### Figure contents as structured data

□ □ □ □ □

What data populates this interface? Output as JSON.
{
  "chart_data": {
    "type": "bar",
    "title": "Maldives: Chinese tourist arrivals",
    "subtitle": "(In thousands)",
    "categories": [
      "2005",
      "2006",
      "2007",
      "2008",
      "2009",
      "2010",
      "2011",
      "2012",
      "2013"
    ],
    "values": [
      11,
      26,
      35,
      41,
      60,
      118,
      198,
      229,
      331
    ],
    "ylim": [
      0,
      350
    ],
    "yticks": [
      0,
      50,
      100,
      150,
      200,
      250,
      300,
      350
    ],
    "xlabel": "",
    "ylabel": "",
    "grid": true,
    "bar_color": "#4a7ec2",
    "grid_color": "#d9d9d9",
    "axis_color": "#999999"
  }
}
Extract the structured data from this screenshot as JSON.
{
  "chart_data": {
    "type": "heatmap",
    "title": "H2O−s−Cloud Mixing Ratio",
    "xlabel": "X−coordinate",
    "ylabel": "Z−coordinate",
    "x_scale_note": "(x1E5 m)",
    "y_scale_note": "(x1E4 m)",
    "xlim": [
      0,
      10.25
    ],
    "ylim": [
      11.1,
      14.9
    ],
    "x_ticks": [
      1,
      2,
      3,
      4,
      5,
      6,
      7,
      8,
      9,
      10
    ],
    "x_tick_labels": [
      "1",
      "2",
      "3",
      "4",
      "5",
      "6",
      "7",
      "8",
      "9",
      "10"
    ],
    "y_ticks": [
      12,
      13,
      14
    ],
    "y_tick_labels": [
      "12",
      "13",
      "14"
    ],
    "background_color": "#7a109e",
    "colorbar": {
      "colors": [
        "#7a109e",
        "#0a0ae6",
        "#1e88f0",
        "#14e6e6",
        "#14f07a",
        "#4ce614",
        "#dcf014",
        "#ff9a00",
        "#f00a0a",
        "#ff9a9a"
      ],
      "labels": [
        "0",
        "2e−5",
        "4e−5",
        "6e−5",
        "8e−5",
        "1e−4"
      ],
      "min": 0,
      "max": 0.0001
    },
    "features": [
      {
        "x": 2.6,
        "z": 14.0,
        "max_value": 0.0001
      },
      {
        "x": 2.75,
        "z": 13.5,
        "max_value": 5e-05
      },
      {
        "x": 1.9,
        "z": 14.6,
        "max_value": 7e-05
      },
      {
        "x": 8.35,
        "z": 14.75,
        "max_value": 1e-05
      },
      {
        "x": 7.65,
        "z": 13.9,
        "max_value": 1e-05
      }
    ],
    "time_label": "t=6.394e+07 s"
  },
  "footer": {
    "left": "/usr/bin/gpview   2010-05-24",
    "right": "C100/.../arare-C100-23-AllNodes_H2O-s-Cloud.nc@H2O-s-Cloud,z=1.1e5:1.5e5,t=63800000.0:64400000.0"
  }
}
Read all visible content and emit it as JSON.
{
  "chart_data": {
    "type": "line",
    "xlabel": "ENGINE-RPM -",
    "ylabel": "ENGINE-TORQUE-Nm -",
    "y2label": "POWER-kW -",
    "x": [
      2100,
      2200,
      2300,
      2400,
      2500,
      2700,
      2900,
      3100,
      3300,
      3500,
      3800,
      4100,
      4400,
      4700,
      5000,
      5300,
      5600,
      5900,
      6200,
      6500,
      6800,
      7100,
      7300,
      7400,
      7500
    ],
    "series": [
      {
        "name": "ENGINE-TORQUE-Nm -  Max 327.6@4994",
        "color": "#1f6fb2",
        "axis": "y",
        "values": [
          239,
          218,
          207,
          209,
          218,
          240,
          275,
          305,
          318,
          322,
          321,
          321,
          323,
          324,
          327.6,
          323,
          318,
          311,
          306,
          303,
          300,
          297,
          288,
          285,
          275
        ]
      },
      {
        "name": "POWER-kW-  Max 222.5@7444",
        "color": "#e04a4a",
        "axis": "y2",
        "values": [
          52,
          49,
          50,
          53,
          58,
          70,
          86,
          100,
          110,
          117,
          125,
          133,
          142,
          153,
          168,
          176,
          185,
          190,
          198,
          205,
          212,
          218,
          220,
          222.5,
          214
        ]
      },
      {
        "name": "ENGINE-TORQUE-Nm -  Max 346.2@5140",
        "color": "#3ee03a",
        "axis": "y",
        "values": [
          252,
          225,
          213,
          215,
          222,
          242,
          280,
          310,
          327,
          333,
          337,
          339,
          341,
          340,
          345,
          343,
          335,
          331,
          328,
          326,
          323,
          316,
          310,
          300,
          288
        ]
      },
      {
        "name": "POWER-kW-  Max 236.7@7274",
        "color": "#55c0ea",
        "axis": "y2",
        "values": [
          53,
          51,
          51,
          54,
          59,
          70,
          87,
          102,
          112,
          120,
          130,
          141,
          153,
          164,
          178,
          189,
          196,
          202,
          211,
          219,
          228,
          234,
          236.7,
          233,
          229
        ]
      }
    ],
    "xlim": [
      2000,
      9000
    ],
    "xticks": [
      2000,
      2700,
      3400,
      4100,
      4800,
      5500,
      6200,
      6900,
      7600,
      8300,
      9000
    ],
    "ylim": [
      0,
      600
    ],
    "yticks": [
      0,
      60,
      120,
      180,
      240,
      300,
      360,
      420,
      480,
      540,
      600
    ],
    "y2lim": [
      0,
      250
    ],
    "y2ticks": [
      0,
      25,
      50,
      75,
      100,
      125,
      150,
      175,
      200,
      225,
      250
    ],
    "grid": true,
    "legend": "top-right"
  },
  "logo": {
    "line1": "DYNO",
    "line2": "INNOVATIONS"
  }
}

□ □ □ □ □

### STATED TASK
Pick out and copy the lines of the material that include the word "xlabel".

### RESPONSE
    "xlabel": "",
    "xlabel": "X−coordinate",
    "xlabel": "ENGINE-RPM -",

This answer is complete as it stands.